### Work to do
Print all entries word for word.

### Entries supplied
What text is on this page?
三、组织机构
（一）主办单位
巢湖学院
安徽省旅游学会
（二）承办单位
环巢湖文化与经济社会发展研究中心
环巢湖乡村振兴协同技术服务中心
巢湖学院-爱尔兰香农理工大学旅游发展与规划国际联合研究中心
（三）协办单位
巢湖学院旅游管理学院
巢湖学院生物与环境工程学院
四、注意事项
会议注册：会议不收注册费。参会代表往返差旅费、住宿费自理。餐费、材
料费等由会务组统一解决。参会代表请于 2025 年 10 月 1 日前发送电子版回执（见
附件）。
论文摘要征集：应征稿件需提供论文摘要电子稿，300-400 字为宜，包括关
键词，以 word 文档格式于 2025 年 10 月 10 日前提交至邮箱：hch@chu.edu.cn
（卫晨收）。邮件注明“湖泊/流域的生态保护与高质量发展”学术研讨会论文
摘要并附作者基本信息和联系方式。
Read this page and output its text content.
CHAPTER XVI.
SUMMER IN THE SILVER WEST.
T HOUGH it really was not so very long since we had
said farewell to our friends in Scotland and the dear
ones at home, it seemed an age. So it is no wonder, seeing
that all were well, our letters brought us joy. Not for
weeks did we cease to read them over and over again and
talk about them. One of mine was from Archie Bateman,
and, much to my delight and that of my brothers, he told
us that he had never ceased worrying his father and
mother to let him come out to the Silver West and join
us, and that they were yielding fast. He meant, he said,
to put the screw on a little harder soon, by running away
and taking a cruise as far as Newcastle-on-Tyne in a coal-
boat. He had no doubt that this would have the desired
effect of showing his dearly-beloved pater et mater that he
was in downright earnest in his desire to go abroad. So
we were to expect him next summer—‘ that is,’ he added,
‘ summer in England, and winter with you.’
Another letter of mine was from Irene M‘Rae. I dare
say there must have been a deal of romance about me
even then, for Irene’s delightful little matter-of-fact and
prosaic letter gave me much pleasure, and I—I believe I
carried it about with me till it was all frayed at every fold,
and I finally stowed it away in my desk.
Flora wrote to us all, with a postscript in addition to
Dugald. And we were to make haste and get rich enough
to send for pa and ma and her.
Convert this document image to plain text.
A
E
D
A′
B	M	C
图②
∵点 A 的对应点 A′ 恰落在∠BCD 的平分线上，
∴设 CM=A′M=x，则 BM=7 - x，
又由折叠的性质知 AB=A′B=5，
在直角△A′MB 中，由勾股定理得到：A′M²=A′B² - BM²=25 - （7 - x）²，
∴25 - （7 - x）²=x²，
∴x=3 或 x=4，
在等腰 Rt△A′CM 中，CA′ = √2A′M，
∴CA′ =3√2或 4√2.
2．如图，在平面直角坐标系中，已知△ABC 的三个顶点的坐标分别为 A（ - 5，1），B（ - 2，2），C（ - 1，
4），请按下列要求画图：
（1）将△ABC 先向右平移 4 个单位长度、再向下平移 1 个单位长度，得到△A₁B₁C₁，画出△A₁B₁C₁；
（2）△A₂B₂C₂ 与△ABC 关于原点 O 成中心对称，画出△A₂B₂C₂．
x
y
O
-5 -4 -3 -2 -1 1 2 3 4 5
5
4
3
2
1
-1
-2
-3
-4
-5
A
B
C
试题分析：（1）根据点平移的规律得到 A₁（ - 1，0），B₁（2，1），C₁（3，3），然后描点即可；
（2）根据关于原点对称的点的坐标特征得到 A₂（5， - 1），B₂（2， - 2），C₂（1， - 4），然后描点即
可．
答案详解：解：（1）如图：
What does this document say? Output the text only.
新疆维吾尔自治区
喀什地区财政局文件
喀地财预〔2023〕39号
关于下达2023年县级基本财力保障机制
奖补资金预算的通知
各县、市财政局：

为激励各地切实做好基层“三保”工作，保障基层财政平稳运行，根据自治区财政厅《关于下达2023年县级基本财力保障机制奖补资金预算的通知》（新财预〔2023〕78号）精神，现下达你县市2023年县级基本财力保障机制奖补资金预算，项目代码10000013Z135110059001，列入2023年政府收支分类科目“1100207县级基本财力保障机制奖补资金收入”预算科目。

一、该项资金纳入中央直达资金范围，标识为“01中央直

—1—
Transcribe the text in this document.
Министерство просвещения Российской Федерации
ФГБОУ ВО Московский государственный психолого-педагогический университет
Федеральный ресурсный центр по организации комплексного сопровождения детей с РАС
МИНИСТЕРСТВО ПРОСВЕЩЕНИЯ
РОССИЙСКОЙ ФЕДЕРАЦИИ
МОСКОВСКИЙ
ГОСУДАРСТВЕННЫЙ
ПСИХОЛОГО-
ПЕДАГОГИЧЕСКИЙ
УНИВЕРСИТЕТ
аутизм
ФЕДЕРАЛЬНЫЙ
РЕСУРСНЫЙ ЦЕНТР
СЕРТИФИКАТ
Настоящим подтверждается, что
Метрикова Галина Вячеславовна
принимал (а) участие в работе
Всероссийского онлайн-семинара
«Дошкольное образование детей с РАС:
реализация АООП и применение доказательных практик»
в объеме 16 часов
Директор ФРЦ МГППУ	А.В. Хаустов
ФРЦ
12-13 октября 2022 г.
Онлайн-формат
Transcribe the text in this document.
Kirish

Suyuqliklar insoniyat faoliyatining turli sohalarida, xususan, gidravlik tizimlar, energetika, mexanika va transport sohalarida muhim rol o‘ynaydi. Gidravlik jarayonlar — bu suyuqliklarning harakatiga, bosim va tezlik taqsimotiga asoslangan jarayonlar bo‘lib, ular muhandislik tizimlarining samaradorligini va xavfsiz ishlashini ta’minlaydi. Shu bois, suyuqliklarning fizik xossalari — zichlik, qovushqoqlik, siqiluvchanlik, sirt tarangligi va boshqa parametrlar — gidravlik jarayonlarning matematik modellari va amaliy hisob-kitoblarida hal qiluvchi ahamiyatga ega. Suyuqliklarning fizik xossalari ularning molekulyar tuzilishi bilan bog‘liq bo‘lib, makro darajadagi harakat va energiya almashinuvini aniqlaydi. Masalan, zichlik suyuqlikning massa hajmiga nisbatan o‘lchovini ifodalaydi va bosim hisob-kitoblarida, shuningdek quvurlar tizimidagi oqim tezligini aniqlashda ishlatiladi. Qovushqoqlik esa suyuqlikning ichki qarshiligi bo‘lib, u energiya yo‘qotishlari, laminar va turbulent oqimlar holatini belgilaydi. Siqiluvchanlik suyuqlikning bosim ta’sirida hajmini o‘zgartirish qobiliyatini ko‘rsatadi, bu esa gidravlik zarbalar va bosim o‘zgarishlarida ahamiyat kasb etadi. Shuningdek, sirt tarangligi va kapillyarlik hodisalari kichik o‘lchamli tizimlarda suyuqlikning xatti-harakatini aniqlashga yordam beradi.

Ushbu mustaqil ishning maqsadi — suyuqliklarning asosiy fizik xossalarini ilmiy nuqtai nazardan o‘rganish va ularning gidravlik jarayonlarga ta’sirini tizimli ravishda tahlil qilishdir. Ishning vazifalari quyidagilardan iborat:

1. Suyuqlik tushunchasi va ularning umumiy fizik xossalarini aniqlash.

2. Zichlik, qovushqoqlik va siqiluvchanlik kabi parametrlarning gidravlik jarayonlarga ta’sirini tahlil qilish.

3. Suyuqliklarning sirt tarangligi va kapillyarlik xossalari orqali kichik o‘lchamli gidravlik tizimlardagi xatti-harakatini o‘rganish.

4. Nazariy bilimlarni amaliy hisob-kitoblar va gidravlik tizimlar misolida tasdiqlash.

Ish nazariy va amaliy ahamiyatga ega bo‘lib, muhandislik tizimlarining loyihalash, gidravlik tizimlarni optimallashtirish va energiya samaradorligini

### The output
What text is on this page?
三、组织机构
（一）主办单位
巢湖学院
安徽省旅游学会
（二）承办单位
环巢湖文化与经济社会发展研究中心
环巢湖乡村振兴协同技术服务中心
巢湖学院-爱尔兰香农理工大学旅游发展与规划国际联合研究中心
（三）协办单位
巢湖学院旅游管理学院
巢湖学院生物与环境工程学院
四、注意事项
会议注册：会议不收注册费。参会代表往返差旅费、住宿费自理。餐费、材
料费等由会务组统一解决。参会代表请于 2025 年 10 月 1 日前发送电子版回执（见
附件）。
论文摘要征集：应征稿件需提供论文摘要电子稿，300-400 字为宜，包括关
键词，以 word 文档格式于 2025 年 10 月 10 日前提交至邮箱：hch@chu.edu.cn
（卫晨收）。邮件注明“湖泊/流域的生态保护与高质量发展”学术研讨会论文
摘要并附作者基本信息和联系方式。
Read this page and output its text content.
CHAPTER XVI.
SUMMER IN THE SILVER WEST.
T HOUGH it really was not so very long since we had
said farewell to our friends in Scotland and the dear
ones at home, it seemed an age. So it is no wonder, seeing
that all were well, our letters brought us joy. Not for
weeks did we cease to read them over and over again and
talk about them. One of mine was from Archie Bateman,
and, much to my delight and that of my brothers, he told
us that he had never ceased worrying his father and
mother to let him come out to the Silver West and join
us, and that they were yielding fast. He meant, he said,
to put the screw on a little harder soon, by running away
and taking a cruise as far as Newcastle-on-Tyne in a coal-
boat. He had no doubt that this would have the desired
effect of showing his dearly-beloved pater et mater that he
was in downright earnest in his desire to go abroad. So
we were to expect him next summer—‘ that is,’ he added,
‘ summer in England, and winter with you.’
Another letter of mine was from Irene M‘Rae. I dare
say there must have been a deal of romance about me
even then, for Irene’s delightful little matter-of-fact and
prosaic letter gave me much pleasure, and I—I believe I
carried it about with me till it was all frayed at every fold,
and I finally stowed it away in my desk.
Flora wrote to us all, with a postscript in addition to
Dugald. And we were to make haste and get rich enough
to send for pa and ma and her.
Convert this document image to plain text.
A
E
D
A′
B	M	C
图②
∵点 A 的对应点 A′ 恰落在∠BCD 的平分线上，
∴设 CM=A′M=x，则 BM=7 - x，
又由折叠的性质知 AB=A′B=5，
在直角△A′MB 中，由勾股定理得到：A′M²=A′B² - BM²=25 - （7 - x）²，
∴25 - （7 - x）²=x²，
∴x=3 或 x=4，
在等腰 Rt△A′CM 中，CA′ = √2A′M，
∴CA′ =3√2或 4√2.
2．如图，在平面直角坐标系中，已知△ABC 的三个顶点的坐标分别为 A（ - 5，1），B（ - 2，2），C（ - 1，
4），请按下列要求画图：
（1）将△ABC 先向右平移 4 个单位长度、再向下平移 1 个单位长度，得到△A₁B₁C₁，画出△A₁B₁C₁；
（2）△A₂B₂C₂ 与△ABC 关于原点 O 成中心对称，画出△A₂B₂C₂．
x
y
O
-5 -4 -3 -2 -1 1 2 3 4 5
5
4
3
2
1
-1
-2
-3
-4
-5
A
B
C
试题分析：（1）根据点平移的规律得到 A₁（ - 1，0），B₁（2，1），C₁（3，3），然后描点即可；
（2）根据关于原点对称的点的坐标特征得到 A₂（5， - 1），B₂（2， - 2），C₂（1， - 4），然后描点即
可．
答案详解：解：（1）如图：
What does this document say? Output the text only.
新疆维吾尔自治区
喀什地区财政局文件
喀地财预〔2023〕39号
关于下达2023年县级基本财力保障机制
奖补资金预算的通知
各县、市财政局：

为激励各地切实做好基层“三保”工作，保障基层财政平稳运行，根据自治区财政厅《关于下达2023年县级基本财力保障机制奖补资金预算的通知》（新财预〔2023〕78号）精神，现下达你县市2023年县级基本财力保障机制奖补资金预算，项目代码10000013Z135110059001，列入2023年政府收支分类科目“1100207县级基本财力保障机制奖补资金收入”预算科目。

一、该项资金纳入中央直达资金范围，标识为“01中央直

—1—
Transcribe the text in this document.
Министерство просвещения Российской Федерации
ФГБОУ ВО Московский государственный психолого-педагогический университет
Федеральный ресурсный центр по организации комплексного сопровождения детей с РАС
МИНИСТЕРСТВО ПРОСВЕЩЕНИЯ
РОССИЙСКОЙ ФЕДЕРАЦИИ
МОСКОВСКИЙ
ГОСУДАРСТВЕННЫЙ
ПСИХОЛОГО-
ПЕДАГОГИЧЕСКИЙ
УНИВЕРСИТЕТ
аутизм
ФЕДЕРАЛЬНЫЙ
РЕСУРСНЫЙ ЦЕНТР
СЕРТИФИКАТ
Настоящим подтверждается, что
Метрикова Галина Вячеславовна
принимал (а) участие в работе
Всероссийского онлайн-семинара
«Дошкольное образование детей с РАС:
реализация АООП и применение доказательных практик»
в объеме 16 часов
Директор ФРЦ МГППУ	А.В. Хаустов
ФРЦ
12-13 октября 2022 г.
Онлайн-формат
Transcribe the text in this document.
Kirish

Suyuqliklar insoniyat faoliyatining turli sohalarida, xususan, gidravlik tizimlar, energetika, mexanika va transport sohalarida muhim rol o‘ynaydi. Gidravlik jarayonlar — bu suyuqliklarning harakatiga, bosim va tezlik taqsimotiga asoslangan jarayonlar bo‘lib, ular muhandislik tizimlarining samaradorligini va xavfsiz ishlashini ta’minlaydi. Shu bois, suyuqliklarning fizik xossalari — zichlik, qovushqoqlik, siqiluvchanlik, sirt tarangligi va boshqa parametrlar — gidravlik jarayonlarning matematik modellari va amaliy hisob-kitoblarida hal qiluvchi ahamiyatga ega. Suyuqliklarning fizik xossalari ularning molekulyar tuzilishi bilan bog‘liq bo‘lib, makro darajadagi harakat va energiya almashinuvini aniqlaydi. Masalan, zichlik suyuqlikning massa hajmiga nisbatan o‘lchovini ifodalaydi va bosim hisob-kitoblarida, shuningdek quvurlar tizimidagi oqim tezligini aniqlashda ishlatiladi. Qovushqoqlik esa suyuqlikning ichki qarshiligi bo‘lib, u energiya yo‘qotishlari, laminar va turbulent oqimlar holatini belgilaydi. Siqiluvchanlik suyuqlikning bosim ta’sirida hajmini o‘zgartirish qobiliyatini ko‘rsatadi, bu esa gidravlik zarbalar va bosim o‘zgarishlarida ahamiyat kasb etadi. Shuningdek, sirt tarangligi va kapillyarlik hodisalari kichik o‘lchamli tizimlarda suyuqlikning xatti-harakatini aniqlashga yordam beradi.

Ushbu mustaqil ishning maqsadi — suyuqliklarning asosiy fizik xossalarini ilmiy nuqtai nazardan o‘rganish va ularning gidravlik jarayonlarga ta’sirini tizimli ravishda tahlil qilishdir. Ishning vazifalari quyidagilardan iborat:

1. Suyuqlik tushunchasi va ularning umumiy fizik xossalarini aniqlash.

2. Zichlik, qovushqoqlik va siqiluvchanlik kabi parametrlarning gidravlik jarayonlarga ta’sirini tahlil qilish.

3. Suyuqliklarning sirt tarangligi va kapillyarlik xossalari orqali kichik o‘lchamli gidravlik tizimlardagi xatti-harakatini o‘rganish.

4. Nazariy bilimlarni amaliy hisob-kitoblar va gidravlik tizimlar misolida tasdiqlash.

Ish nazariy va amaliy ahamiyatga ega bo‘lib, muhandislik tizimlarining loyihalash, gidravlik tizimlarni optimallashtirish va energiya samaradorligini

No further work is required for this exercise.